## Exercise requirements
Write the entries below out again exactly; any picture in them stays out.
---------- Records to use
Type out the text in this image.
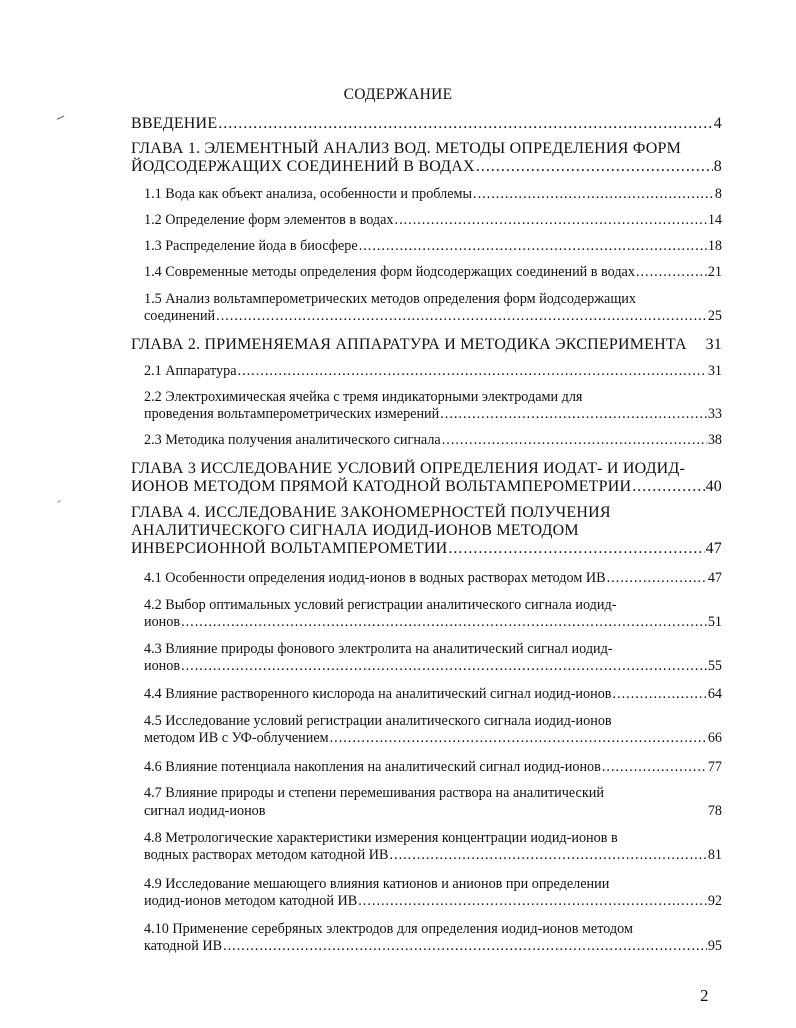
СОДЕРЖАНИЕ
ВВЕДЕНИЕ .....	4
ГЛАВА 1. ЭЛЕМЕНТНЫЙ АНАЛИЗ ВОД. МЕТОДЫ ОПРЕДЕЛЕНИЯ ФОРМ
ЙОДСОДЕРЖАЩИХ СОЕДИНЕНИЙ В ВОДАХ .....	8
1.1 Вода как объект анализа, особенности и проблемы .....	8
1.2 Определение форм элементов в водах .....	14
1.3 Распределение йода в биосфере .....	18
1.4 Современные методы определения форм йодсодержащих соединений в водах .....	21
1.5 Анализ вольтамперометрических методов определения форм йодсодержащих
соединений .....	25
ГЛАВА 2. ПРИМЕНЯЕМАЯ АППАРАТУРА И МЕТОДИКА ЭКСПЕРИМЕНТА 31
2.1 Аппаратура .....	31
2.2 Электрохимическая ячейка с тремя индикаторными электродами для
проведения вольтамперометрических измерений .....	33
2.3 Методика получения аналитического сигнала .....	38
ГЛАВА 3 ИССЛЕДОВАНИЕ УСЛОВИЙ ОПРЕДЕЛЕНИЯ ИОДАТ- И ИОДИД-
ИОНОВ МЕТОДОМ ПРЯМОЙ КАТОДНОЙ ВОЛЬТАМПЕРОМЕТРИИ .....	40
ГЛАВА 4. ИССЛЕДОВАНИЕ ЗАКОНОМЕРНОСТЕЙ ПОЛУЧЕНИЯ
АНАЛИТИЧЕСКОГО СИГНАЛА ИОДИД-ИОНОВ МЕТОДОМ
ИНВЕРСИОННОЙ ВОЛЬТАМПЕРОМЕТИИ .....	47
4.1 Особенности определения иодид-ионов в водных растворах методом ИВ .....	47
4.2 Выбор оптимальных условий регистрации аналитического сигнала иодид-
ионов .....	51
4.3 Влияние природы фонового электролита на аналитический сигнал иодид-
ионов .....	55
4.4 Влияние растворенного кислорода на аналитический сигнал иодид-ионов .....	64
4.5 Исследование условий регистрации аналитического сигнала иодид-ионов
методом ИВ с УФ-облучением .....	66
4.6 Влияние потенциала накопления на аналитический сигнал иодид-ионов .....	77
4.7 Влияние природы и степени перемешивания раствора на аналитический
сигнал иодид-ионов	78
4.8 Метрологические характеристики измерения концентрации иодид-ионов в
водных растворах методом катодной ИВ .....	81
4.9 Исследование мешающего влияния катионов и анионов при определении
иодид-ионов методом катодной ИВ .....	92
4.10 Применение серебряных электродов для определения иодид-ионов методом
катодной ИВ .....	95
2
--------------------
## Finished task
Type out the text in this image.
СОДЕРЖАНИЕ
ВВЕДЕНИЕ .....	4
ГЛАВА 1. ЭЛЕМЕНТНЫЙ АНАЛИЗ ВОД. МЕТОДЫ ОПРЕДЕЛЕНИЯ ФОРМ
ЙОДСОДЕРЖАЩИХ СОЕДИНЕНИЙ В ВОДАХ .....	8
1.1 Вода как объект анализа, особенности и проблемы .....	8
1.2 Определение форм элементов в водах .....	14
1.3 Распределение йода в биосфере .....	18
1.4 Современные методы определения форм йодсодержащих соединений в водах .....	21
1.5 Анализ вольтамперометрических методов определения форм йодсодержащих
соединений .....	25
ГЛАВА 2. ПРИМЕНЯЕМАЯ АППАРАТУРА И МЕТОДИКА ЭКСПЕРИМЕНТА 31
2.1 Аппаратура .....	31
2.2 Электрохимическая ячейка с тремя индикаторными электродами для
проведения вольтамперометрических измерений .....	33
2.3 Методика получения аналитического сигнала .....	38
ГЛАВА 3 ИССЛЕДОВАНИЕ УСЛОВИЙ ОПРЕДЕЛЕНИЯ ИОДАТ- И ИОДИД-
ИОНОВ МЕТОДОМ ПРЯМОЙ КАТОДНОЙ ВОЛЬТАМПЕРОМЕТРИИ .....	40
ГЛАВА 4. ИССЛЕДОВАНИЕ ЗАКОНОМЕРНОСТЕЙ ПОЛУЧЕНИЯ
АНАЛИТИЧЕСКОГО СИГНАЛА ИОДИД-ИОНОВ МЕТОДОМ
ИНВЕРСИОННОЙ ВОЛЬТАМПЕРОМЕТИИ .....	47
4.1 Особенности определения иодид-ионов в водных растворах методом ИВ .....	47
4.2 Выбор оптимальных условий регистрации аналитического сигнала иодид-
ионов .....	51
4.3 Влияние природы фонового электролита на аналитический сигнал иодид-
ионов .....	55
4.4 Влияние растворенного кислорода на аналитический сигнал иодид-ионов .....	64
4.5 Исследование условий регистрации аналитического сигнала иодид-ионов
методом ИВ с УФ-облучением .....	66
4.6 Влияние потенциала накопления на аналитический сигнал иодид-ионов .....	77
4.7 Влияние природы и степени перемешивания раствора на аналитический
сигнал иодид-ионов	78
4.8 Метрологические характеристики измерения концентрации иодид-ионов в
водных растворах методом катодной ИВ .....	81
4.9 Исследование мешающего влияния катионов и анионов при определении
иодид-ионов методом катодной ИВ .....	92
4.10 Применение серебряных электродов для определения иодид-ионов методом
катодной ИВ .....	95
2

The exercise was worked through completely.